**Required work:** Write each record again exactly as it stands.

**Entries provided:**
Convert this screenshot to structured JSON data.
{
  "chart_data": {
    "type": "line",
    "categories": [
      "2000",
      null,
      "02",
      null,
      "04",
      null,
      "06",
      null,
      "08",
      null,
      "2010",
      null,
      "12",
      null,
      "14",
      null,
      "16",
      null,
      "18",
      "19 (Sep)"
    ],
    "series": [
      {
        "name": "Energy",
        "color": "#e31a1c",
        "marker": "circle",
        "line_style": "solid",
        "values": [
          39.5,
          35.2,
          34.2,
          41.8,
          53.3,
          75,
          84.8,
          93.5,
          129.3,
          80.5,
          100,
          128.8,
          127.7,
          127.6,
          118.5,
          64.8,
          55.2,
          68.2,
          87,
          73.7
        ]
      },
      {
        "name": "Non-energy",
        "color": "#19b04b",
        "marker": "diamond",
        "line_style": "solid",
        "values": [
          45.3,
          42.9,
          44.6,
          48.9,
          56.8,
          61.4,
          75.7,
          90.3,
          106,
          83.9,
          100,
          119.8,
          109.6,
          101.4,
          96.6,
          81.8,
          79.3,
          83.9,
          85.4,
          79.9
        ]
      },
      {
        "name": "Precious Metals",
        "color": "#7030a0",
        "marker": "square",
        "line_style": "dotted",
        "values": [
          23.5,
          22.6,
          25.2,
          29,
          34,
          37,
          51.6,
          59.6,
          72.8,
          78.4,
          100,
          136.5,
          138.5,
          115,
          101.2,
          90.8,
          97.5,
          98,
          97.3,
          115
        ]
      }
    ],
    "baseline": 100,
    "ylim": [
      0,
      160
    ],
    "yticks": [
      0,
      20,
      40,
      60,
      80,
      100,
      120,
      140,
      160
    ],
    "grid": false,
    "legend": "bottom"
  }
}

**Answer to this exercise:**
Convert this screenshot to structured JSON data.
{
  "chart_data": {
    "type": "line",
    "categories": [
      "2000",
      null,
      "02",
      null,
      "04",
      null,
      "06",
      null,
      "08",
      null,
      "2010",
      null,
      "12",
      null,
      "14",
      null,
      "16",
      null,
      "18",
      "19 (Sep)"
    ],
    "series": [
      {
        "name": "Energy",
        "color": "#e31a1c",
        "marker": "circle",
        "line_style": "solid",
        "values": [
          39.5,
          35.2,
          34.2,
          41.8,
          53.3,
          75,
          84.8,
          93.5,
          129.3,
          80.5,
          100,
          128.8,
          127.7,
          127.6,
          118.5,
          64.8,
          55.2,
          68.2,
          87,
          73.7
        ]
      },
      {
        "name": "Non-energy",
        "color": "#19b04b",
        "marker": "diamond",
        "line_style": "solid",
        "values": [
          45.3,
          42.9,
          44.6,
          48.9,
          56.8,
          61.4,
          75.7,
          90.3,
          106,
          83.9,
          100,
          119.8,
          109.6,
          101.4,
          96.6,
          81.8,
          79.3,
          83.9,
          85.4,
          79.9
        ]
      },
      {
        "name": "Precious Metals",
        "color": "#7030a0",
        "marker": "square",
        "line_style": "dotted",
        "values": [
          23.5,
          22.6,
          25.2,
          29,
          34,
          37,
          51.6,
          59.6,
          72.8,
          78.4,
          100,
          136.5,
          138.5,
          115,
          101.2,
          90.8,
          97.5,
          98,
          97.3,
          115
        ]
      }
    ],
    "baseline": 100,
    "ylim": [
      0,
      160
    ],
    "yticks": [
      0,
      20,
      40,
      60,
      80,
      100,
      120,
      140,
      160
    ],
    "grid": false,
    "legend": "bottom"
  }
}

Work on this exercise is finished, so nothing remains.